#### [WHAT YOU SHOULD DO]
Show all lines that include the string "text"; copy each one.
··· LISTED RECORDS
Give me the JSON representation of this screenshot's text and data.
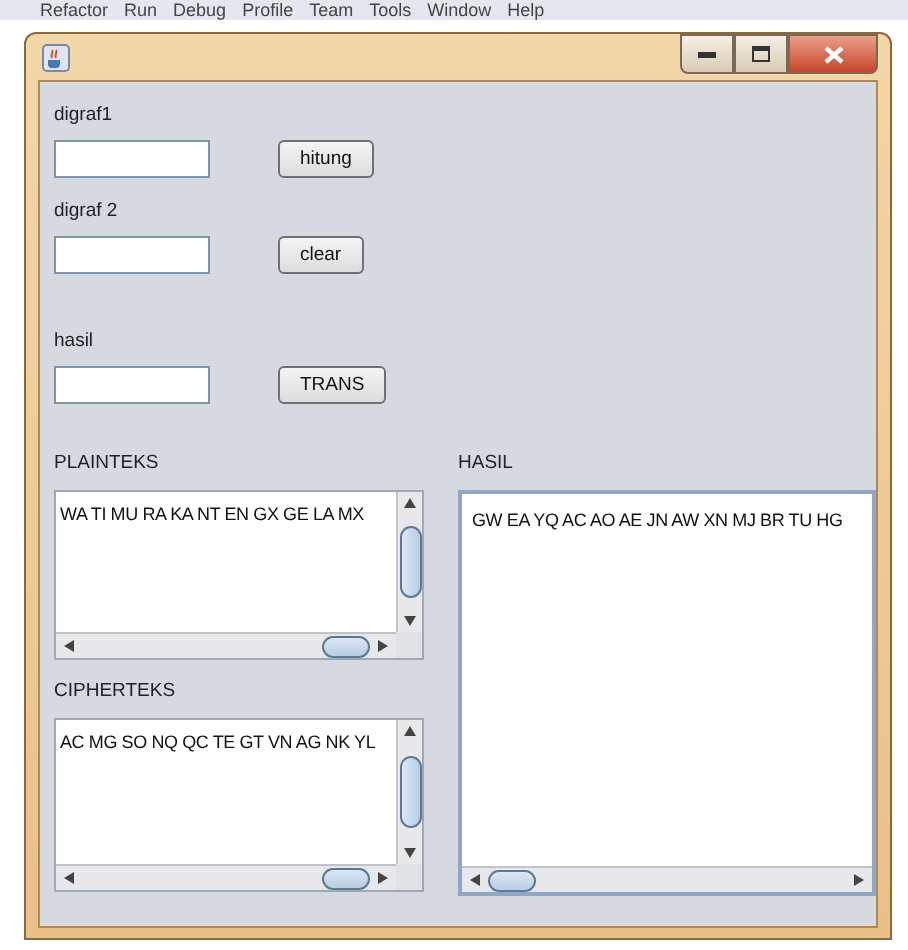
{
  "background_menu": [
    "Refactor",
    "Run",
    "Debug",
    "Profile",
    "Team",
    "Tools",
    "Window",
    "Help"
  ],
  "rows": [
    {
      "label": "digraf1",
      "button": "hitung"
    },
    {
      "label": "digraf 2",
      "button": "clear"
    },
    {
      "label": "hasil",
      "button": "TRANS"
    }
  ],
  "plainteks": {
    "label": "PLAINTEKS",
    "text": "WA TI MU RA KA NT EN GX GE LA MX"
  },
  "cipherteks": {
    "label": "CIPHERTEKS",
    "text": "AC MG SO NQ QC TE GT VN AG NK YL"
  },
  "hasil": {
    "label": "HASIL",
    "text": "GW EA YQ AC AO AE JN AW XN MJ BR TU HG"
  }
}
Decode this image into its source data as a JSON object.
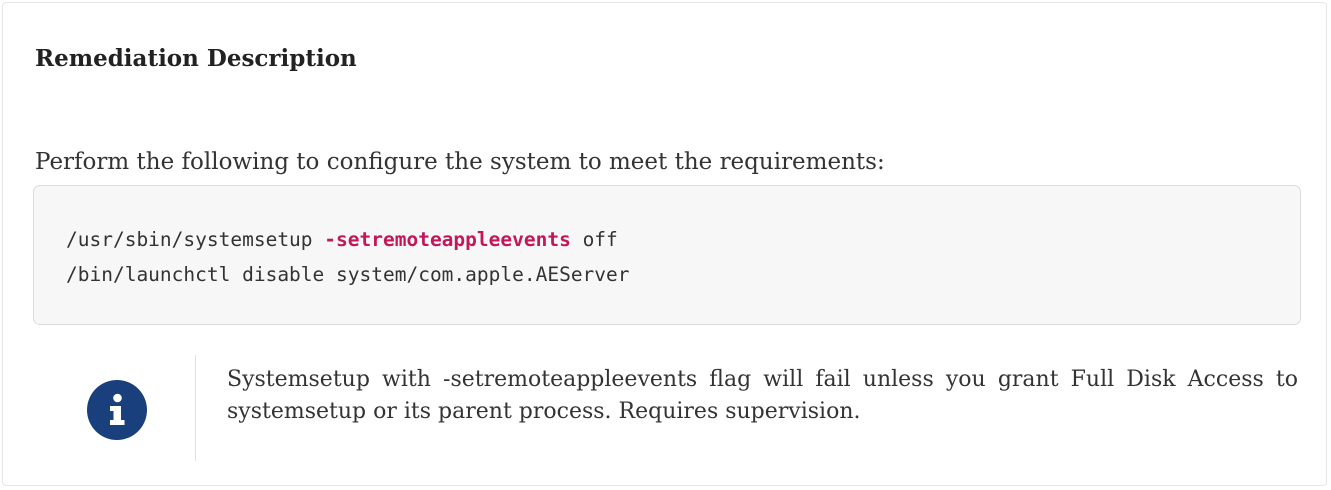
{
  "section": {
    "title": "Remediation Description",
    "intro": "Perform the following to configure the system to meet the requirements:"
  },
  "code": {
    "line1_command": "/usr/sbin/systemsetup ",
    "line1_flag": "-setremoteappleevents",
    "line1_arg": " off",
    "line2": "/bin/launchctl disable system/com.apple.AEServer"
  },
  "note": {
    "icon": "info-circle-icon",
    "text": "Systemsetup with -setremoteappleevents flag will fail unless you grant Full Disk Access to systemsetup or its parent process. Requires supervision."
  },
  "colors": {
    "flag": "#c2185b",
    "icon": "#19407c",
    "code_background": "#f7f7f8"
  }
}
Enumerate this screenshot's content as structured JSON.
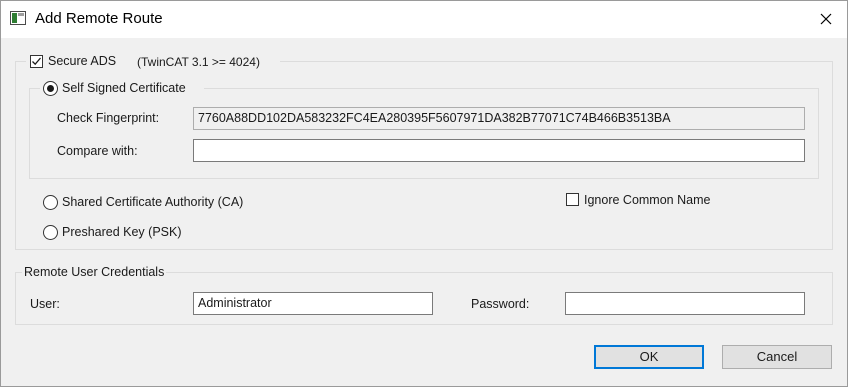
{
  "window": {
    "title": "Add Remote Route"
  },
  "secure_ads": {
    "checkbox_label": "Secure ADS",
    "note": "(TwinCAT 3.1 >= 4024)",
    "checked": true
  },
  "self_signed": {
    "label": "Self Signed Certificate",
    "selected": true,
    "check_fingerprint_label": "Check Fingerprint:",
    "check_fingerprint_value": "7760A88DD102DA583232FC4EA280395F5607971DA382B77071C74B466B3513BA",
    "compare_with_label": "Compare with:",
    "compare_with_value": ""
  },
  "shared_ca": {
    "label": "Shared Certificate Authority (CA)",
    "selected": false
  },
  "ignore_common_name": {
    "label": "Ignore Common Name",
    "checked": false
  },
  "psk": {
    "label": "Preshared Key (PSK)",
    "selected": false
  },
  "credentials": {
    "group_label": "Remote User Credentials",
    "user_label": "User:",
    "user_value": "Administrator",
    "password_label": "Password:",
    "password_value": ""
  },
  "buttons": {
    "ok": "OK",
    "cancel": "Cancel"
  },
  "colors": {
    "accent": "#0078d7",
    "background": "#f0f0f0"
  }
}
······
#### [RESPONSE BELOW]
Give me the JSON representation of this screenshot's text and data.
    "text": "WA TI MU RA KA NT EN GX GE LA MX"
    "text": "AC MG SO NQ QC TE GT VN AG NK YL"
    "text": "GW EA YQ AC AO AE JN AW XN MJ BR TU HG"
    "text": "Systemsetup with -setremoteappleevents flag will fail unless you grant Full Disk Access to systemsetup or its parent process. Requires supervision."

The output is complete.